#### [Given instruction]
Please output the lines shown below exactly as they appear.

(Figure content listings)
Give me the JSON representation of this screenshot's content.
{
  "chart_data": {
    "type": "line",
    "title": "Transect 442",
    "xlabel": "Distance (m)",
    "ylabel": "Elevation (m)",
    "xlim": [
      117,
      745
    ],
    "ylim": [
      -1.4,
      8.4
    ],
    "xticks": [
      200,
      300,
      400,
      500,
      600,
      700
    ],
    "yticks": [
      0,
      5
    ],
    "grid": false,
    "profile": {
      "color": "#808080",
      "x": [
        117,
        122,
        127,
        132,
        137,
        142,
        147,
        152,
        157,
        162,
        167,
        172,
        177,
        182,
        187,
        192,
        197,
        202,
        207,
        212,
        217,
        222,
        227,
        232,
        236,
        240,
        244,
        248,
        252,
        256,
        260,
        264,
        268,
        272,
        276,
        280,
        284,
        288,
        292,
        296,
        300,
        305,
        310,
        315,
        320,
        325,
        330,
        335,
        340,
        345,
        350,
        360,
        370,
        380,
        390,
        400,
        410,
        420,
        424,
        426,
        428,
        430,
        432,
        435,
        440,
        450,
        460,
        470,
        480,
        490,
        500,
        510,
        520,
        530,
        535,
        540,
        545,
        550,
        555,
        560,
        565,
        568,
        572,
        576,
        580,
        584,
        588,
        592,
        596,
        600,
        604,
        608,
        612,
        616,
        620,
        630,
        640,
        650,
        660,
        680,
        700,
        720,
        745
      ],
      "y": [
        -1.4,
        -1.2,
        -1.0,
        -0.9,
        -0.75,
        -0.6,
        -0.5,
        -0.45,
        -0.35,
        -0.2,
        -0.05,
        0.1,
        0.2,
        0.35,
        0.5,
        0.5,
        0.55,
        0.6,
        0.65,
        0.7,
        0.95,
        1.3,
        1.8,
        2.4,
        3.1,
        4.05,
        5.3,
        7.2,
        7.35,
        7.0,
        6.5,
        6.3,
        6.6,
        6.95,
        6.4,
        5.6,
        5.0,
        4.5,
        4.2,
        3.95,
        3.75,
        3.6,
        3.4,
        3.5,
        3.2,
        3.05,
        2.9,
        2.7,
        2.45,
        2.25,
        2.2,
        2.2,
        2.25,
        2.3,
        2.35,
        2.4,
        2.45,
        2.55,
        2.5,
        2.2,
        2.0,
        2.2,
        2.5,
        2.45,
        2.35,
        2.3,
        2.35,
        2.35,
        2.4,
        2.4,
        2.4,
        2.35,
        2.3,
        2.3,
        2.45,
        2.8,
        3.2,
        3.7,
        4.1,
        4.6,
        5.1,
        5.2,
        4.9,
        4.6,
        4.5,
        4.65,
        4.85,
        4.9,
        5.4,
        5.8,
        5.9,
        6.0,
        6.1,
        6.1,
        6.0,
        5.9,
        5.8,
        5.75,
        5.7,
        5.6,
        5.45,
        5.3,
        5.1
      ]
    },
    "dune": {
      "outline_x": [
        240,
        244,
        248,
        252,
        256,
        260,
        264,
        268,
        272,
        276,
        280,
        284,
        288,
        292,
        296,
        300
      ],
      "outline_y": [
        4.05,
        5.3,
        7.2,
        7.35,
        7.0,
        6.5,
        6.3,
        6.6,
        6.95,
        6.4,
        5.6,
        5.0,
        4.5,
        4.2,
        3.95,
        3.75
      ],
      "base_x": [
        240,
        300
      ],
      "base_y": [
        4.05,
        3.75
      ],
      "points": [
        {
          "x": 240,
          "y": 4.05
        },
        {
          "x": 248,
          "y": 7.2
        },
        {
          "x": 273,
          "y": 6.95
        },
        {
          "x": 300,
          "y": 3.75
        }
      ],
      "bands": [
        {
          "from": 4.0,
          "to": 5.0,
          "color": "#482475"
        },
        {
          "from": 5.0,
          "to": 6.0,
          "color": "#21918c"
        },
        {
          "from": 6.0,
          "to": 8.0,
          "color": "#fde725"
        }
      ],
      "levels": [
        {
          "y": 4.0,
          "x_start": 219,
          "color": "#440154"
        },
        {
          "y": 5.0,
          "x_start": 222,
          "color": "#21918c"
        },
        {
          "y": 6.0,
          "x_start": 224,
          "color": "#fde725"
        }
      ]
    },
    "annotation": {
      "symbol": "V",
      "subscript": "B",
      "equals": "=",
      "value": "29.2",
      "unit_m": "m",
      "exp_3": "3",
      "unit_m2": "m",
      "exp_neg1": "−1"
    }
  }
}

#### [Result of the exercise]
Give me the JSON representation of this screenshot's content.
{
  "chart_data": {
    "type": "line",
    "title": "Transect 442",
    "xlabel": "Distance (m)",
    "ylabel": "Elevation (m)",
    "xlim": [
      117,
      745
    ],
    "ylim": [
      -1.4,
      8.4
    ],
    "xticks": [
      200,
      300,
      400,
      500,
      600,
      700
    ],
    "yticks": [
      0,
      5
    ],
    "grid": false,
    "profile": {
      "color": "#808080",
      "x": [
        117,
        122,
        127,
        132,
        137,
        142,
        147,
        152,
        157,
        162,
        167,
        172,
        177,
        182,
        187,
        192,
        197,
        202,
        207,
        212,
        217,
        222,
        227,
        232,
        236,
        240,
        244,
        248,
        252,
        256,
        260,
        264,
        268,
        272,
        276,
        280,
        284,
        288,
        292,
        296,
        300,
        305,
        310,
        315,
        320,
        325,
        330,
        335,
        340,
        345,
        350,
        360,
        370,
        380,
        390,
        400,
        410,
        420,
        424,
        426,
        428,
        430,
        432,
        435,
        440,
        450,
        460,
        470,
        480,
        490,
        500,
        510,
        520,
        530,
        535,
        540,
        545,
        550,
        555,
        560,
        565,
        568,
        572,
        576,
        580,
        584,
        588,
        592,
        596,
        600,
        604,
        608,
        612,
        616,
        620,
        630,
        640,
        650,
        660,
        680,
        700,
        720,
        745
      ],
      "y": [
        -1.4,
        -1.2,
        -1.0,
        -0.9,
        -0.75,
        -0.6,
        -0.5,
        -0.45,
        -0.35,
        -0.2,
        -0.05,
        0.1,
        0.2,
        0.35,
        0.5,
        0.5,
        0.55,
        0.6,
        0.65,
        0.7,
        0.95,
        1.3,
        1.8,
        2.4,
        3.1,
        4.05,
        5.3,
        7.2,
        7.35,
        7.0,
        6.5,
        6.3,
        6.6,
        6.95,
        6.4,
        5.6,
        5.0,
        4.5,
        4.2,
        3.95,
        3.75,
        3.6,
        3.4,
        3.5,
        3.2,
        3.05,
        2.9,
        2.7,
        2.45,
        2.25,
        2.2,
        2.2,
        2.25,
        2.3,
        2.35,
        2.4,
        2.45,
        2.55,
        2.5,
        2.2,
        2.0,
        2.2,
        2.5,
        2.45,
        2.35,
        2.3,
        2.35,
        2.35,
        2.4,
        2.4,
        2.4,
        2.35,
        2.3,
        2.3,
        2.45,
        2.8,
        3.2,
        3.7,
        4.1,
        4.6,
        5.1,
        5.2,
        4.9,
        4.6,
        4.5,
        4.65,
        4.85,
        4.9,
        5.4,
        5.8,
        5.9,
        6.0,
        6.1,
        6.1,
        6.0,
        5.9,
        5.8,
        5.75,
        5.7,
        5.6,
        5.45,
        5.3,
        5.1
      ]
    },
    "dune": {
      "outline_x": [
        240,
        244,
        248,
        252,
        256,
        260,
        264,
        268,
        272,
        276,
        280,
        284,
        288,
        292,
        296,
        300
      ],
      "outline_y": [
        4.05,
        5.3,
        7.2,
        7.35,
        7.0,
        6.5,
        6.3,
        6.6,
        6.95,
        6.4,
        5.6,
        5.0,
        4.5,
        4.2,
        3.95,
        3.75
      ],
      "base_x": [
        240,
        300
      ],
      "base_y": [
        4.05,
        3.75
      ],
      "points": [
        {
          "x": 240,
          "y": 4.05
        },
        {
          "x": 248,
          "y": 7.2
        },
        {
          "x": 273,
          "y": 6.95
        },
        {
          "x": 300,
          "y": 3.75
        }
      ],
      "bands": [
        {
          "from": 4.0,
          "to": 5.0,
          "color": "#482475"
        },
        {
          "from": 5.0,
          "to": 6.0,
          "color": "#21918c"
        },
        {
          "from": 6.0,
          "to": 8.0,
          "color": "#fde725"
        }
      ],
      "levels": [
        {
          "y": 4.0,
          "x_start": 219,
          "color": "#440154"
        },
        {
          "y": 5.0,
          "x_start": 222,
          "color": "#21918c"
        },
        {
          "y": 6.0,
          "x_start": 224,
          "color": "#fde725"
        }
      ]
    },
    "annotation": {
      "symbol": "V",
      "subscript": "B",
      "equals": "=",
      "value": "29.2",
      "unit_m": "m",
      "exp_3": "3",
      "unit_m2": "m",
      "exp_neg1": "−1"
    }
  }
}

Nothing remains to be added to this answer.